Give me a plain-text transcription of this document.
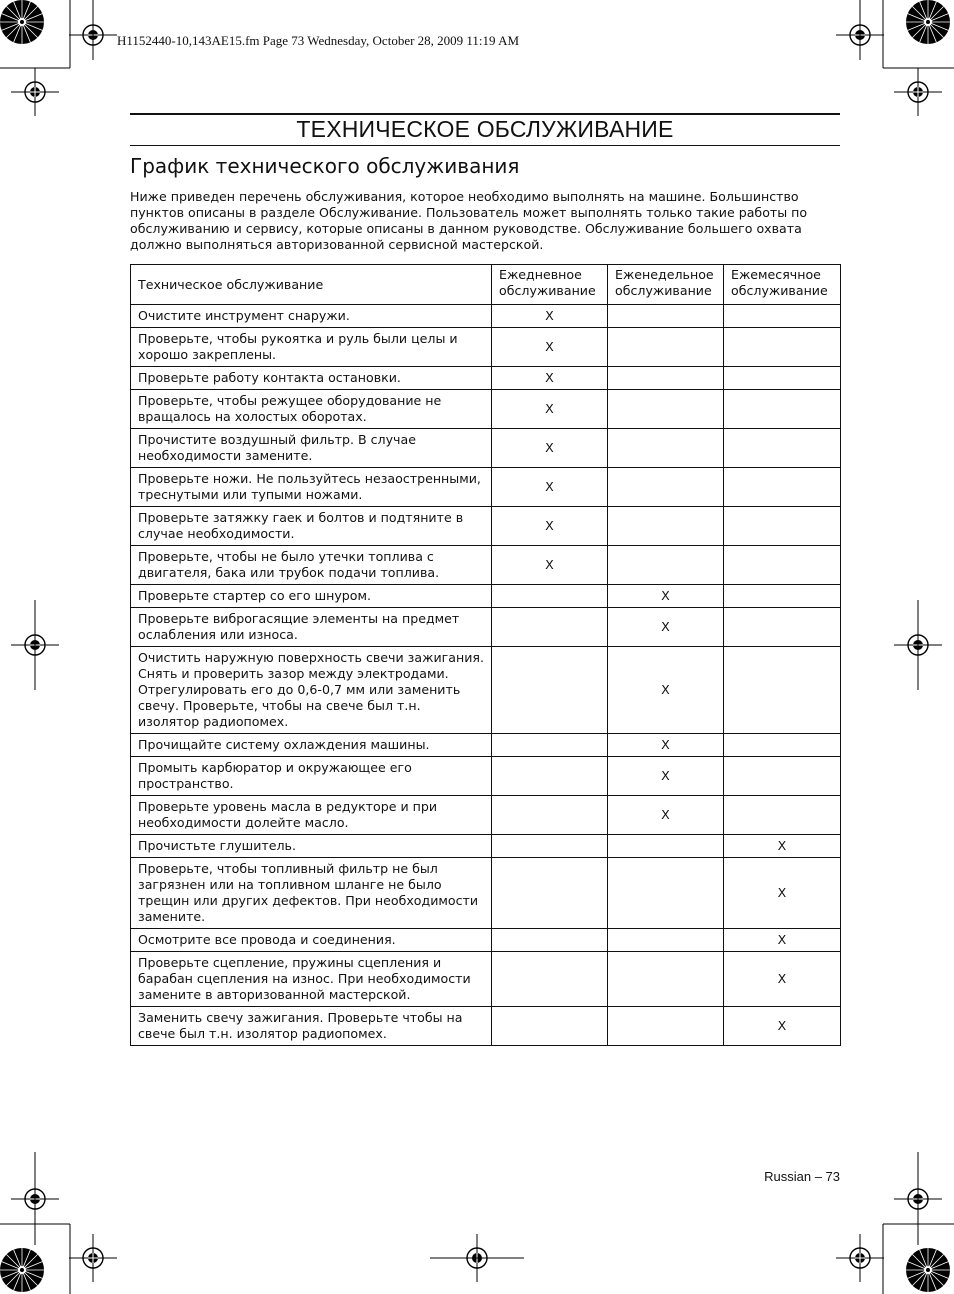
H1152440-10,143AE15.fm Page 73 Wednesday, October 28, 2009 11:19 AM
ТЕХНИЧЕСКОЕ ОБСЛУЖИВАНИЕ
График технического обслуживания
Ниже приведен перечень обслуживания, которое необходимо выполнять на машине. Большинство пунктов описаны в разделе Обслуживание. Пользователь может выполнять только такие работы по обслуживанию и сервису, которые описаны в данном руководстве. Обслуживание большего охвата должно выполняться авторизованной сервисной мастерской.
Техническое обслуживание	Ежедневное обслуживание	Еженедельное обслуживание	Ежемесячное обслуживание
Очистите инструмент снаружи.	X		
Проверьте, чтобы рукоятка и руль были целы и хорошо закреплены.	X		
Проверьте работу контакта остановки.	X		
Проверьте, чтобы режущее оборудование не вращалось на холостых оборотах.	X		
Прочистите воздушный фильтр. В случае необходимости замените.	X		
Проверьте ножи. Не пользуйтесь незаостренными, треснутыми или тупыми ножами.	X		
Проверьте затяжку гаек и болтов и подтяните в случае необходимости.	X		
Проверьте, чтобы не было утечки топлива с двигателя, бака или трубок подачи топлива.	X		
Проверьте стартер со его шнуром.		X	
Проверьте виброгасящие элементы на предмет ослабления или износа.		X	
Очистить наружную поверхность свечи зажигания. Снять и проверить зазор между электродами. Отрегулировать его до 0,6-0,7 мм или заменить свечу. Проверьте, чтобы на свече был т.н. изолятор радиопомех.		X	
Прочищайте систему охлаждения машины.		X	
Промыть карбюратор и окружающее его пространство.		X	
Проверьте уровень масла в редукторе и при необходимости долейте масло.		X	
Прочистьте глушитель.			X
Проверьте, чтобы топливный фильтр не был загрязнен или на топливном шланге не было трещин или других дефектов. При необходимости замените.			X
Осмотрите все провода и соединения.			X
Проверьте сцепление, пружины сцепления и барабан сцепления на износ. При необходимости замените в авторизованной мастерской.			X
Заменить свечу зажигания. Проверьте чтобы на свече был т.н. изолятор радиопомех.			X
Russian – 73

• • •

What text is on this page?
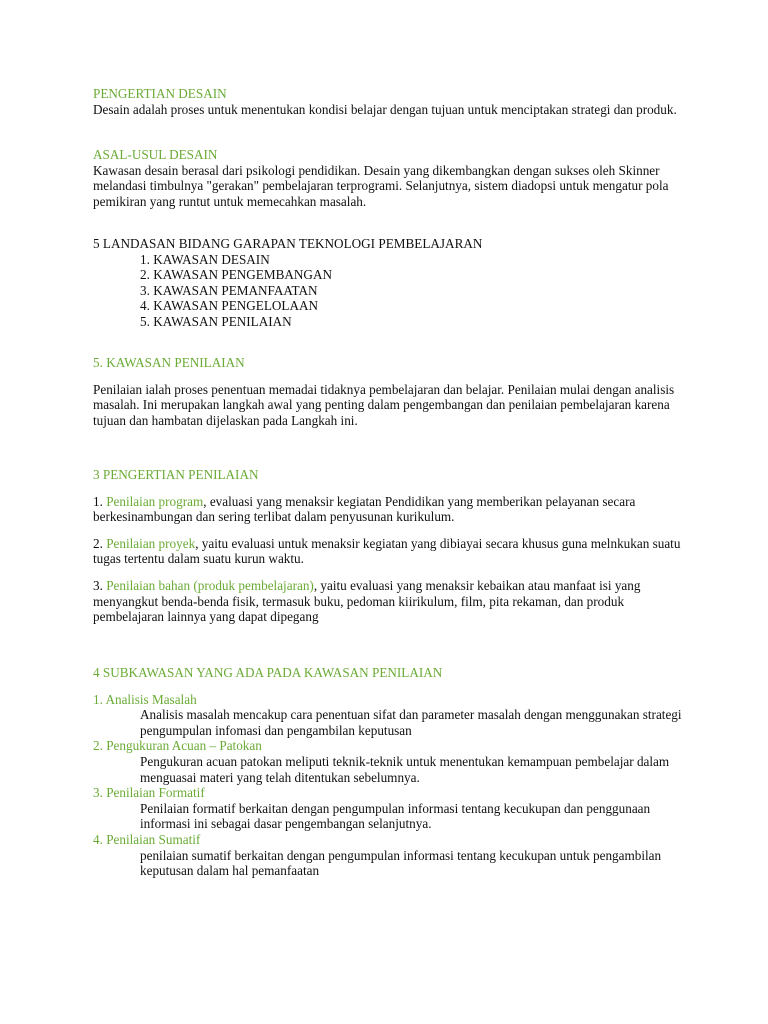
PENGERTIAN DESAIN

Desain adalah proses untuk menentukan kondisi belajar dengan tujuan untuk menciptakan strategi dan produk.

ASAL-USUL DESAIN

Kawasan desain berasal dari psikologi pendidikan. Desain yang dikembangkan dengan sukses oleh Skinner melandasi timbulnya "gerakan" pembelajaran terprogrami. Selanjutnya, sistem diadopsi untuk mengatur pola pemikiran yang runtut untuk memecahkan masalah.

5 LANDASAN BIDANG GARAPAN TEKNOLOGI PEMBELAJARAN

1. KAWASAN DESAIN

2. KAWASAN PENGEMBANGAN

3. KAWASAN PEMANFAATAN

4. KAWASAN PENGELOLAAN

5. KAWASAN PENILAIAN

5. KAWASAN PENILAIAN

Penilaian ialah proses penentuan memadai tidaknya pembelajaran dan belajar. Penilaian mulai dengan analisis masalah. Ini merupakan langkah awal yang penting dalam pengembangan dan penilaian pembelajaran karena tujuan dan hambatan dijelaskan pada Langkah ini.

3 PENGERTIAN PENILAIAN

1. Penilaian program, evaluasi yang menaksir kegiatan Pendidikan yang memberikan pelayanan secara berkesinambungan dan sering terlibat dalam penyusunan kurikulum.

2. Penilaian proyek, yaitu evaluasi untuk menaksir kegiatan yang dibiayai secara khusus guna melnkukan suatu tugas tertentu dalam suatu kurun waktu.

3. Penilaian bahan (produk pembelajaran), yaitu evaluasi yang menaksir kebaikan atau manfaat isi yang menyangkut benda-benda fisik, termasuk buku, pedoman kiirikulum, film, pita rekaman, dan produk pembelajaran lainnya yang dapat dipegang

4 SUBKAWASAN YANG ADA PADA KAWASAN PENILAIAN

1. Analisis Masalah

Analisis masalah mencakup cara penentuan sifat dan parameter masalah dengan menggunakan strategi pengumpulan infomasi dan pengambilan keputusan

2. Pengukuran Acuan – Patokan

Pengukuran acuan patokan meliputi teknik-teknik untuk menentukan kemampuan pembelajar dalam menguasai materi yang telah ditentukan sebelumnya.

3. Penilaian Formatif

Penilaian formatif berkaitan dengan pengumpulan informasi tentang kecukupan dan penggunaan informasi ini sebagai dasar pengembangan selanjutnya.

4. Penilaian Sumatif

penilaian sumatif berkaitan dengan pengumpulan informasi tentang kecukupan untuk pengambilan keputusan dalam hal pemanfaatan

• • •

EXERCISE BRIEF:
Extract each line holding the word "случае" from the records.

REPLY:
Прочистите воздушный фильтр. В случае необходимости замените.	X		
Проверьте затяжку гаек и болтов и подтяните в случае необходимости.	X		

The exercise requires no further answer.